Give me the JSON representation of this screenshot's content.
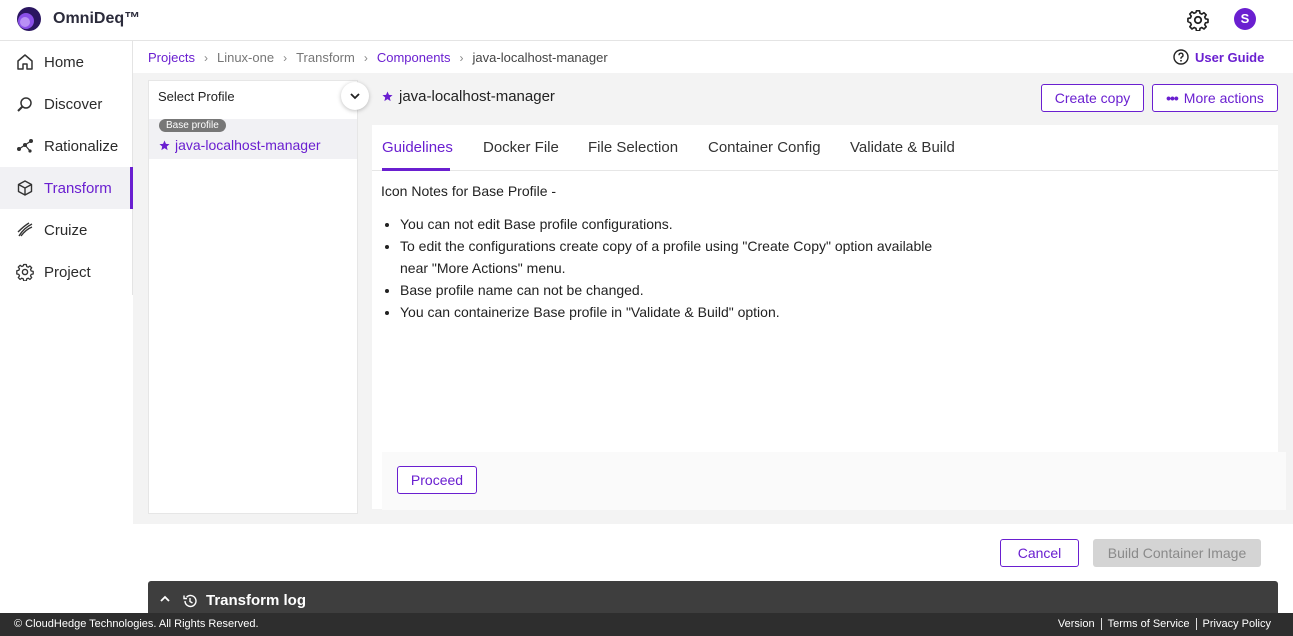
{
  "app": {
    "title": "OmniDeq™",
    "avatar_initial": "S"
  },
  "sidebar": {
    "items": [
      {
        "label": "Home",
        "icon": "home-icon"
      },
      {
        "label": "Discover",
        "icon": "discover-icon"
      },
      {
        "label": "Rationalize",
        "icon": "rationalize-icon"
      },
      {
        "label": "Transform",
        "icon": "transform-icon",
        "active": true
      },
      {
        "label": "Cruize",
        "icon": "cruize-icon"
      },
      {
        "label": "Project",
        "icon": "project-gear-icon"
      }
    ]
  },
  "breadcrumb": {
    "projects": "Projects",
    "project": "Linux-one",
    "stage": "Transform",
    "section": "Components",
    "current": "java-localhost-manager"
  },
  "user_guide": "User Guide",
  "profile_panel": {
    "select_label": "Select Profile",
    "badge": "Base profile",
    "profile_name": "java-localhost-manager"
  },
  "header": {
    "profile_name": "java-localhost-manager",
    "create_copy": "Create copy",
    "more_actions": "More actions"
  },
  "tabs": [
    "Guidelines",
    "Docker File",
    "File Selection",
    "Container Config",
    "Validate & Build"
  ],
  "active_tab": "Guidelines",
  "notes": {
    "title": "Icon Notes for Base Profile -",
    "items": [
      "You can not edit Base profile configurations.",
      "To edit the configurations create copy of a profile using \"Create Copy\" option available near \"More Actions\" menu.",
      "Base profile name can not be changed.",
      "You can containerize Base profile in \"Validate & Build\" option."
    ]
  },
  "buttons": {
    "proceed": "Proceed",
    "cancel": "Cancel",
    "build": "Build Container Image"
  },
  "log": {
    "label": "Transform log"
  },
  "footer": {
    "copyright": "© CloudHedge Technologies. All Rights Reserved.",
    "version": "Version",
    "terms": "Terms of Service",
    "privacy": "Privacy Policy"
  },
  "colors": {
    "accent": "#6a1fd0",
    "log_bar": "#3e3e3e",
    "footer": "#2e2e2e"
  }
}
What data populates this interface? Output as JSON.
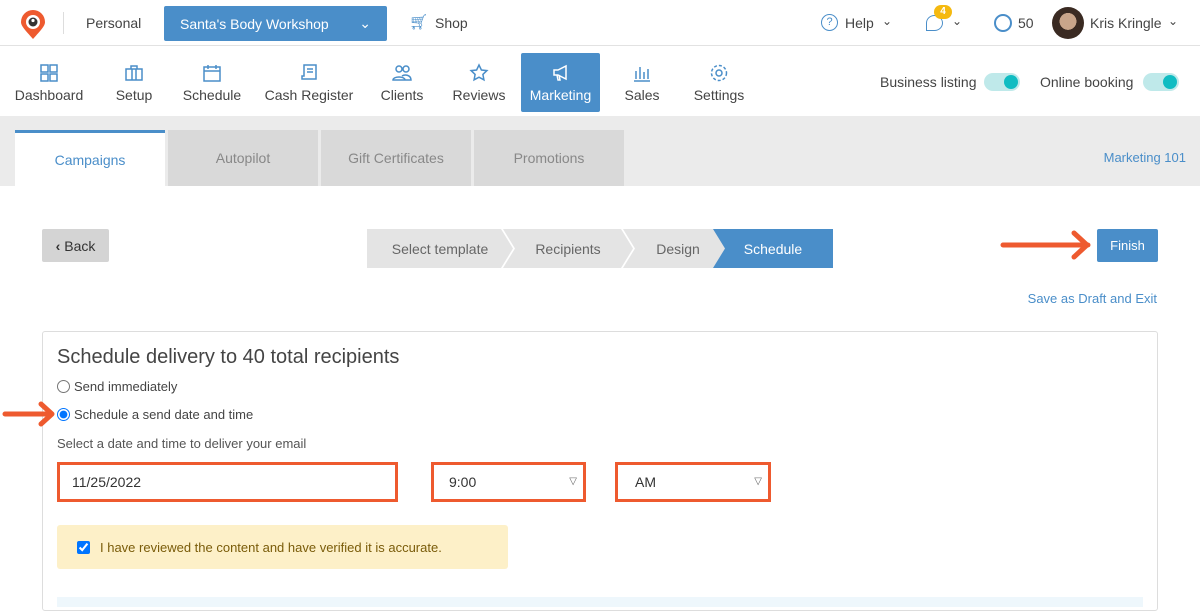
{
  "topbar": {
    "account": "Personal",
    "business": "Santa's Body Workshop",
    "shop": "Shop",
    "help": "Help",
    "notifications_count": "4",
    "points": "50",
    "user": "Kris Kringle"
  },
  "nav": {
    "items": [
      {
        "label": "Dashboard",
        "icon": "grid-icon"
      },
      {
        "label": "Setup",
        "icon": "briefcase-icon"
      },
      {
        "label": "Schedule",
        "icon": "calendar-icon"
      },
      {
        "label": "Cash Register",
        "icon": "receipt-icon"
      },
      {
        "label": "Clients",
        "icon": "users-icon"
      },
      {
        "label": "Reviews",
        "icon": "star-icon"
      },
      {
        "label": "Marketing",
        "icon": "megaphone-icon",
        "active": true
      },
      {
        "label": "Sales",
        "icon": "bar-chart-icon"
      },
      {
        "label": "Settings",
        "icon": "gear-icon"
      }
    ],
    "business_listing": "Business listing",
    "business_listing_on": true,
    "online_booking": "Online booking",
    "online_booking_on": true
  },
  "tabs": [
    {
      "label": "Campaigns",
      "active": true
    },
    {
      "label": "Autopilot"
    },
    {
      "label": "Gift Certificates"
    },
    {
      "label": "Promotions"
    }
  ],
  "marketing_101": "Marketing 101",
  "back": "Back",
  "steps": [
    "Select template",
    "Recipients",
    "Design",
    "Schedule"
  ],
  "active_step": "Schedule",
  "finish": "Finish",
  "save_draft": "Save as Draft and Exit",
  "panel": {
    "title": "Schedule delivery to 40 total recipients",
    "option_immediate": "Send immediately",
    "option_schedule": "Schedule a send date and time",
    "selected": "Schedule a send date and time",
    "prompt": "Select a date and time to deliver your email",
    "date": "11/25/2022",
    "time": "9:00",
    "ampm": "AM",
    "confirm": "I have reviewed the content and have verified it is accurate.",
    "confirm_checked": true
  },
  "colors": {
    "primary": "#4a8ec9",
    "annotation": "#ee5a2f",
    "toggle": "#10bcc2",
    "notice_bg": "#fdf0c8"
  }
}
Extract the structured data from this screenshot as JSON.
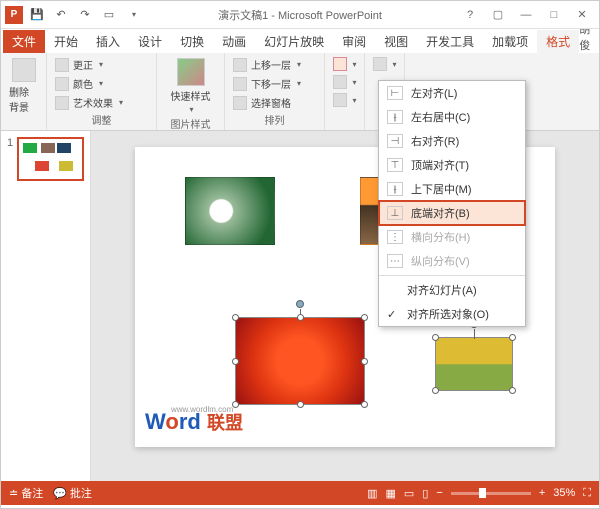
{
  "title": "演示文稿1 - Microsoft PowerPoint",
  "tabs": {
    "file": "文件",
    "home": "开始",
    "insert": "插入",
    "design": "设计",
    "trans": "切换",
    "anim": "动画",
    "slideshow": "幻灯片放映",
    "review": "审阅",
    "view": "视图",
    "dev": "开发工具",
    "addin": "加载项",
    "format": "格式"
  },
  "user": "胡俊",
  "ribbon": {
    "remove_bg": "删除背景",
    "corrections": "更正",
    "color": "颜色",
    "artistic": "艺术效果",
    "adjust_label": "调整",
    "quick_styles": "快速样式",
    "pic_style_label": "图片样式",
    "bring_fwd": "上移一层",
    "send_back": "下移一层",
    "selection": "选择窗格",
    "arrange_label": "排列"
  },
  "menu": {
    "left": "左对齐(L)",
    "center_h": "左右居中(C)",
    "right": "右对齐(R)",
    "top": "顶端对齐(T)",
    "middle_v": "上下居中(M)",
    "bottom": "底端对齐(B)",
    "dist_h": "横向分布(H)",
    "dist_v": "纵向分布(V)",
    "align_slide": "对齐幻灯片(A)",
    "align_sel": "对齐所选对象(O)"
  },
  "thumb_num": "1",
  "status": {
    "notes": "备注",
    "comments": "批注",
    "zoom": "35%"
  },
  "watermark": {
    "url": "www.wordlm.com",
    "text": "Word 联盟"
  }
}
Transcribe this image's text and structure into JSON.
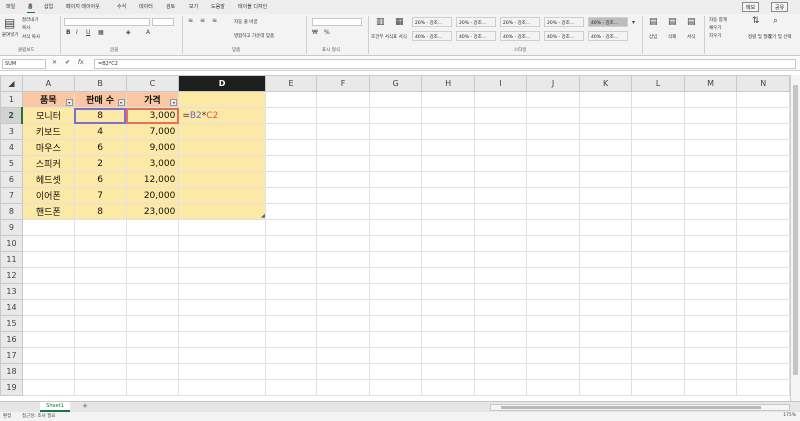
{
  "menu": {
    "tabs": [
      "파일",
      "홈",
      "삽입",
      "페이지 레이아웃",
      "수식",
      "데이터",
      "검토",
      "보기",
      "도움말",
      "테이블 디자인"
    ],
    "active_tab": "홈",
    "share_label": "메모",
    "share2_label": "공유"
  },
  "ribbon": {
    "clipboard": {
      "paste": "붙여넣기",
      "cut": "잘라내기",
      "copy": "복사",
      "format_painter": "서식 복사",
      "label": "클립보드"
    },
    "font": {
      "label": "글꼴"
    },
    "align": {
      "wrap": "자동 줄 바꿈",
      "merge": "병합하고 가운데 맞춤",
      "label": "맞춤"
    },
    "number": {
      "label": "표시 형식"
    },
    "conditional": {
      "cond": "조건부 서식",
      "table": "표 서식",
      "label": ""
    },
    "styles": {
      "cells": [
        "20% - 강조...",
        "20% - 강조...",
        "20% - 강조...",
        "20% - 강조...",
        "20% - 강조...",
        "40% - 강조...",
        "40% - 강조...",
        "40% - 강조...",
        "40% - 강조...",
        "40% - 강조...",
        "40% - 강조...",
        "40% - 강조..."
      ],
      "label": "스타일"
    },
    "cells_grp": {
      "insert": "삽입",
      "delete": "삭제",
      "format": "서식"
    },
    "editing": {
      "autosum": "자동 합계",
      "fill": "채우기",
      "clear": "지우기",
      "sort": "정렬 및 필터",
      "find": "찾기 및 선택"
    }
  },
  "formula_bar": {
    "name_box": "SUM",
    "cancel": "✕",
    "enter": "✔",
    "fx": "fx",
    "formula": "=B2*C2"
  },
  "columns": [
    "A",
    "B",
    "C",
    "D",
    "E",
    "F",
    "G",
    "H",
    "I",
    "J",
    "K",
    "L",
    "M",
    "N"
  ],
  "rows": [
    "1",
    "2",
    "3",
    "4",
    "5",
    "6",
    "7",
    "8",
    "9",
    "10",
    "11",
    "12",
    "13",
    "14",
    "15",
    "16",
    "17",
    "18",
    "19"
  ],
  "table": {
    "headers": [
      "품목",
      "판매 수",
      "가격"
    ],
    "data": [
      [
        "모니터",
        "8",
        "3,000"
      ],
      [
        "키보드",
        "4",
        "7,000"
      ],
      [
        "마우스",
        "6",
        "9,000"
      ],
      [
        "스피커",
        "2",
        "3,000"
      ],
      [
        "헤드셋",
        "6",
        "12,000"
      ],
      [
        "이어폰",
        "7",
        "20,000"
      ],
      [
        "핸드폰",
        "8",
        "23,000"
      ]
    ],
    "editing_cell": {
      "eq": "=",
      "ref1": "B2",
      "op": "*",
      "ref2": "C2"
    }
  },
  "sheet_tab": "Sheet1",
  "add_sheet": "+",
  "status": {
    "mode": "편집",
    "accessibility": "접근성: 조사 필요",
    "zoom": "175%"
  }
}
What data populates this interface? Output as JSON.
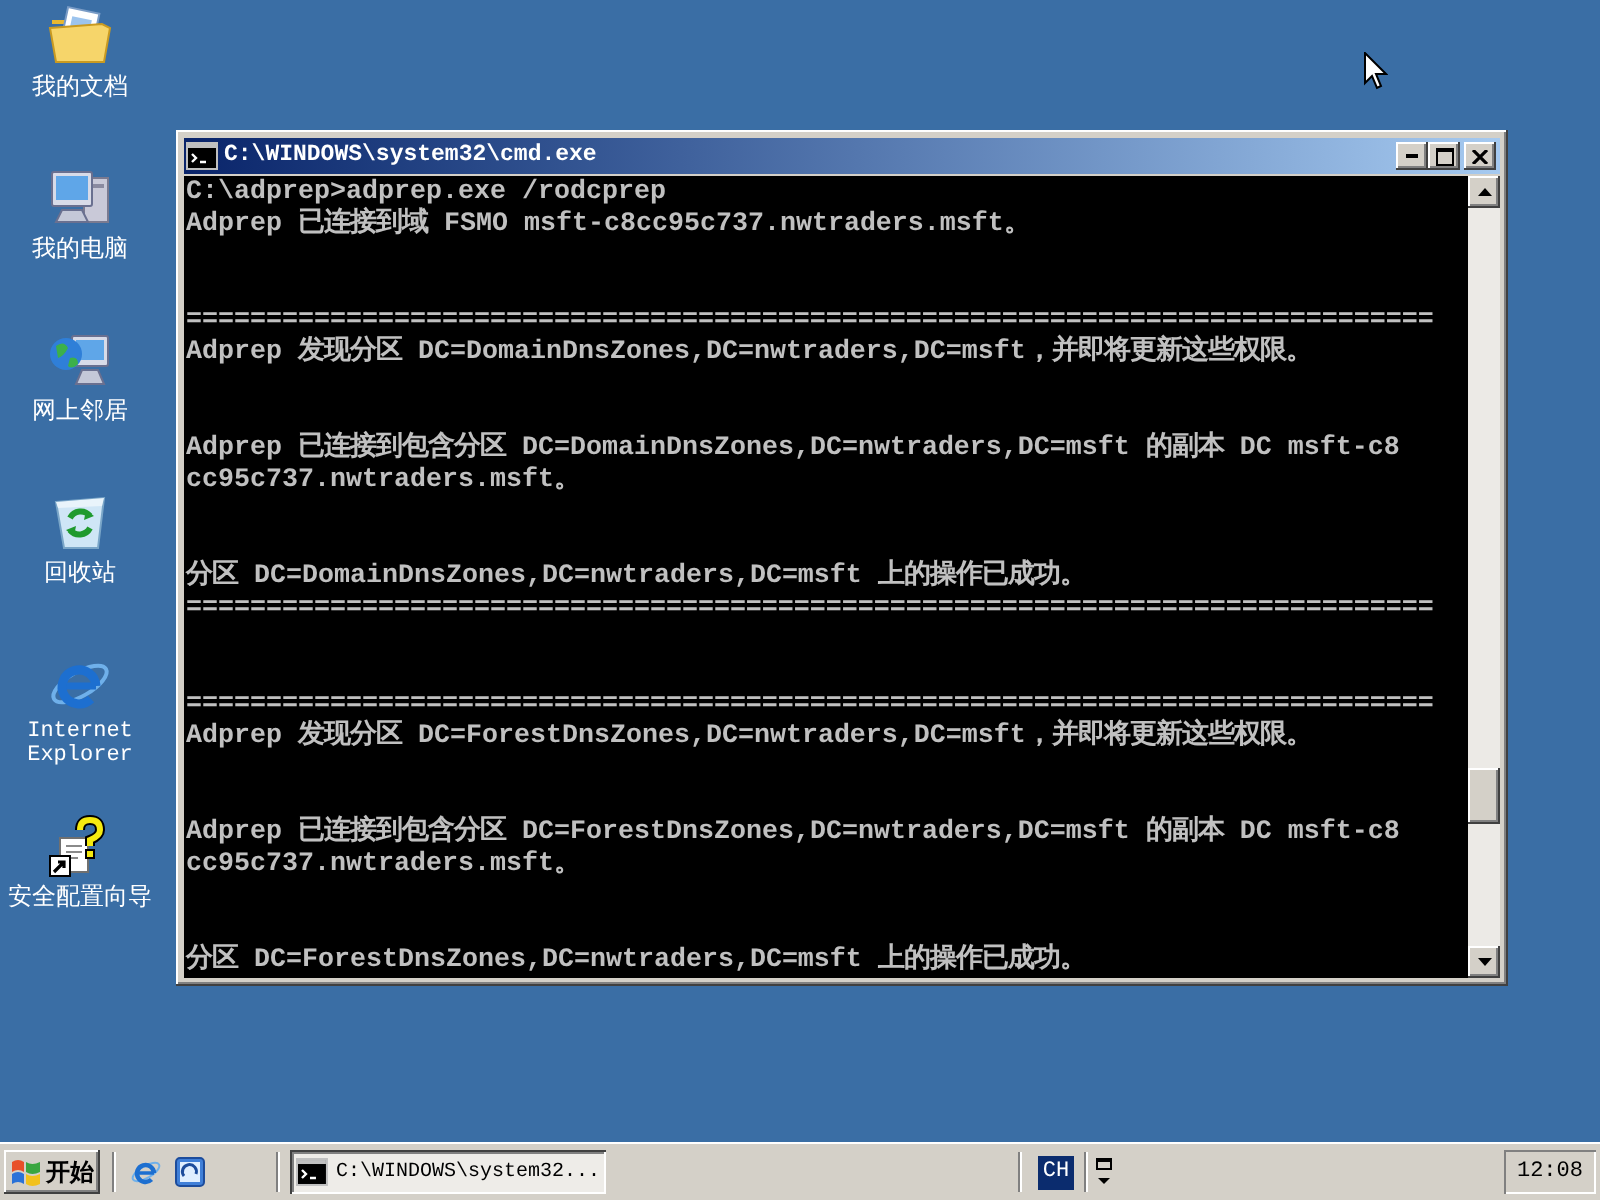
{
  "desktop_icons": [
    {
      "label": "我的文档",
      "kind": "documents"
    },
    {
      "label": "我的电脑",
      "kind": "computer"
    },
    {
      "label": "网上邻居",
      "kind": "network"
    },
    {
      "label": "回收站",
      "kind": "recycle_bin"
    },
    {
      "label": "Internet Explorer",
      "kind": "browser"
    },
    {
      "label": "安全配置向导",
      "kind": "wizard"
    }
  ],
  "window": {
    "title": "C:\\WINDOWS\\system32\\cmd.exe",
    "console_blocks": [
      {
        "lines": [
          "C:\\adprep>adprep.exe /rodcprep",
          "Adprep 已连接到域 FSMO msft-c8cc95c737.nwtraders.msft。"
        ]
      },
      {
        "lines": [
          "==============================================================================",
          "Adprep 发现分区 DC=DomainDnsZones,DC=nwtraders,DC=msft，并即将更新这些权限。"
        ]
      },
      {
        "lines": [
          "Adprep 已连接到包含分区 DC=DomainDnsZones,DC=nwtraders,DC=msft 的副本 DC msft-c8",
          "cc95c737.nwtraders.msft。"
        ]
      },
      {
        "lines": [
          "分区 DC=DomainDnsZones,DC=nwtraders,DC=msft 上的操作已成功。",
          "=============================================================================="
        ]
      },
      {
        "lines": [
          "==============================================================================",
          "Adprep 发现分区 DC=ForestDnsZones,DC=nwtraders,DC=msft，并即将更新这些权限。"
        ]
      },
      {
        "lines": [
          "Adprep 已连接到包含分区 DC=ForestDnsZones,DC=nwtraders,DC=msft 的副本 DC msft-c8",
          "cc95c737.nwtraders.msft。"
        ]
      },
      {
        "lines": [
          "分区 DC=ForestDnsZones,DC=nwtraders,DC=msft 上的操作已成功。"
        ]
      }
    ]
  },
  "taskbar": {
    "start_button": {
      "label": "开始"
    },
    "tasks": [
      {
        "label": "C:\\WINDOWS\\system32...",
        "selected": true
      }
    ],
    "language": "CH",
    "clock": "12:08"
  }
}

■ ■ ■

## Written exercise:
Copy each line that holds the word "Validate".

## Complete response:
    "Validate & Build"
      "You can containerize Base profile in \"Validate & Build\" option."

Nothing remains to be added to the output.